Task brief
Can you transcribe every line exactly and leave the pictures behind?

Extracted records
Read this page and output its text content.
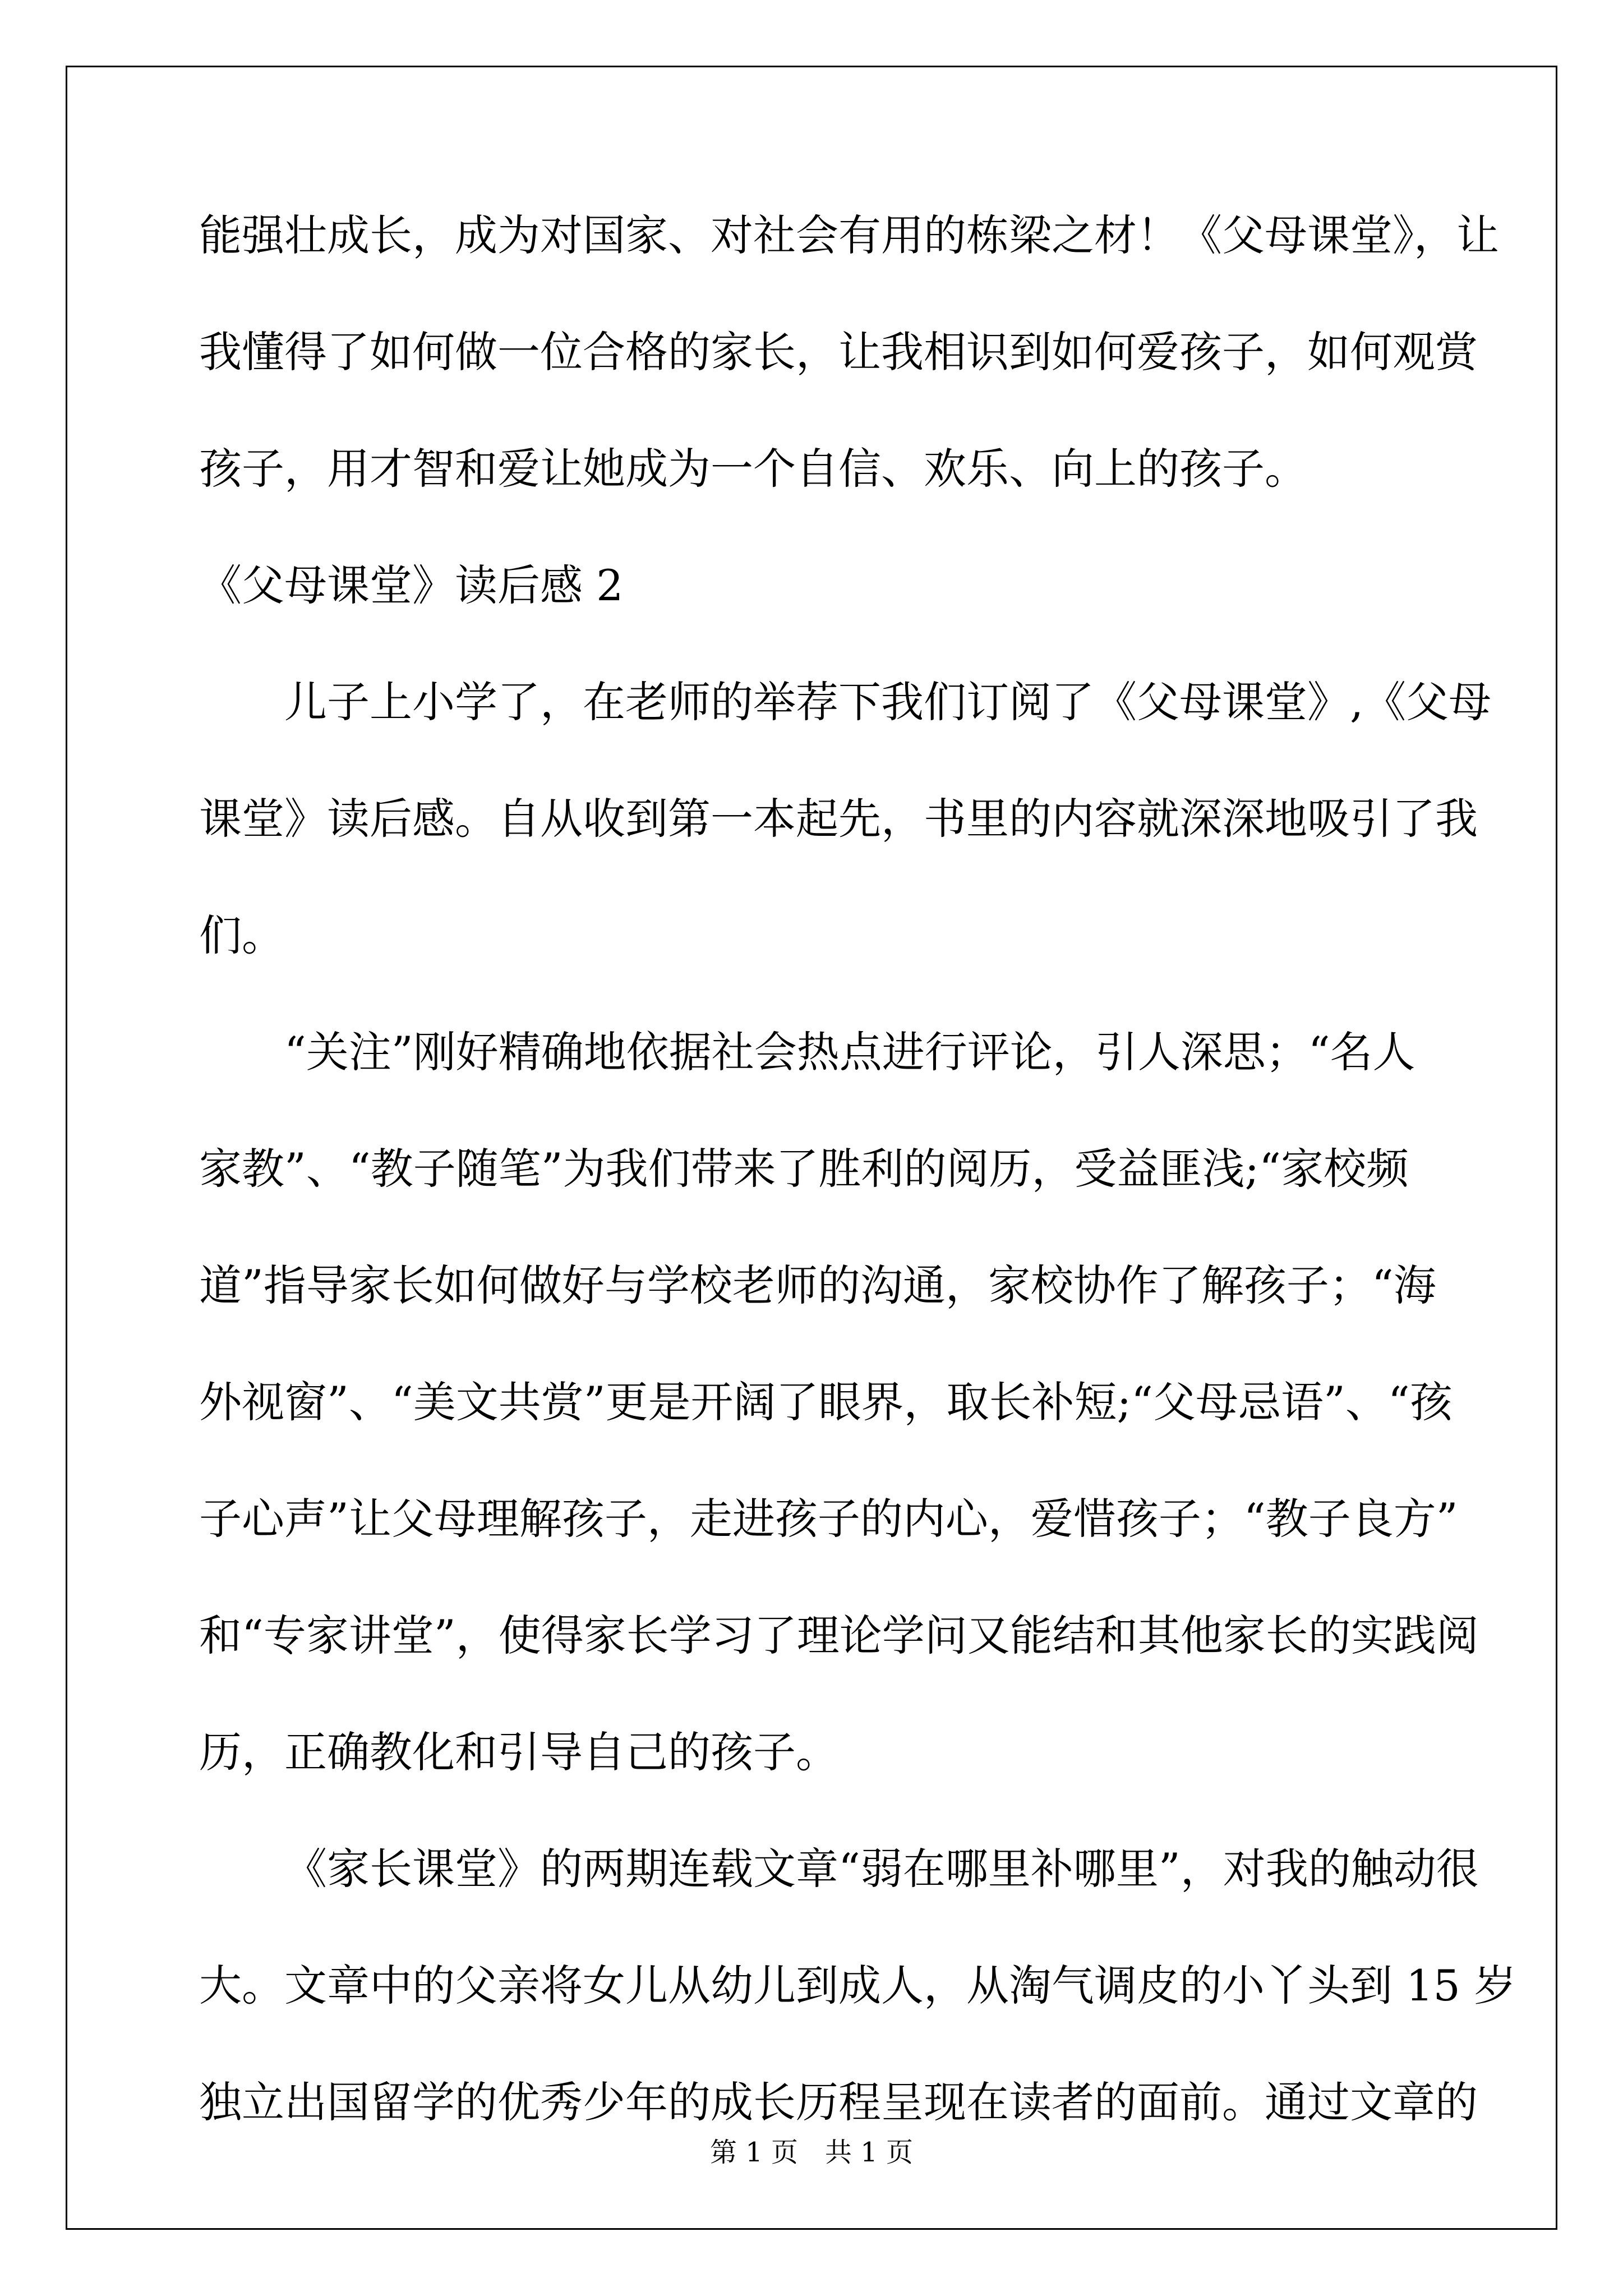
能强壮成长，成为对国家、对社会有用的栋梁之材！《父母课堂》，让
我懂得了如何做一位合格的家长，让我相识到如何爱孩子，如何观赏
孩子，用才智和爱让她成为一个自信、欢乐、向上的孩子。
《父母课堂》读后感 2
儿子上小学了，在老师的举荐下我们订阅了《父母课堂》,《父母
课堂》读后感。自从收到第一本起先，书里的内容就深深地吸引了我
们。
“关注”刚好精确地依据社会热点进行评论，引人深思；“名人
家教”、“教子随笔”为我们带来了胜利的阅历，受益匪浅;“家校频
道”指导家长如何做好与学校老师的沟通，家校协作了解孩子；“海
外视窗”、“美文共赏”更是开阔了眼界，取长补短;“父母忌语”、“孩
子心声”让父母理解孩子，走进孩子的内心，爱惜孩子；“教子良方”
和“专家讲堂”，使得家长学习了理论学问又能结和其他家长的实践阅
历，正确教化和引导自己的孩子。
《家长课堂》的两期连载文章“弱在哪里补哪里”，对我的触动很
大。文章中的父亲将女儿从幼儿到成人，从淘气调皮的小丫头到 15 岁
独立出国留学的优秀少年的成长历程呈现在读者的面前。通过文章的
第 1 页　共 1 页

Task output
Read this page and output its text content.
能强壮成长，成为对国家、对社会有用的栋梁之材！《父母课堂》，让
我懂得了如何做一位合格的家长，让我相识到如何爱孩子，如何观赏
孩子，用才智和爱让她成为一个自信、欢乐、向上的孩子。
《父母课堂》读后感 2
儿子上小学了，在老师的举荐下我们订阅了《父母课堂》,《父母
课堂》读后感。自从收到第一本起先，书里的内容就深深地吸引了我
们。
“关注”刚好精确地依据社会热点进行评论，引人深思；“名人
家教”、“教子随笔”为我们带来了胜利的阅历，受益匪浅;“家校频
道”指导家长如何做好与学校老师的沟通，家校协作了解孩子；“海
外视窗”、“美文共赏”更是开阔了眼界，取长补短;“父母忌语”、“孩
子心声”让父母理解孩子，走进孩子的内心，爱惜孩子；“教子良方”
和“专家讲堂”，使得家长学习了理论学问又能结和其他家长的实践阅
历，正确教化和引导自己的孩子。
《家长课堂》的两期连载文章“弱在哪里补哪里”，对我的触动很
大。文章中的父亲将女儿从幼儿到成人，从淘气调皮的小丫头到 15 岁
独立出国留学的优秀少年的成长历程呈现在读者的面前。通过文章的
第 1 页　共 1 页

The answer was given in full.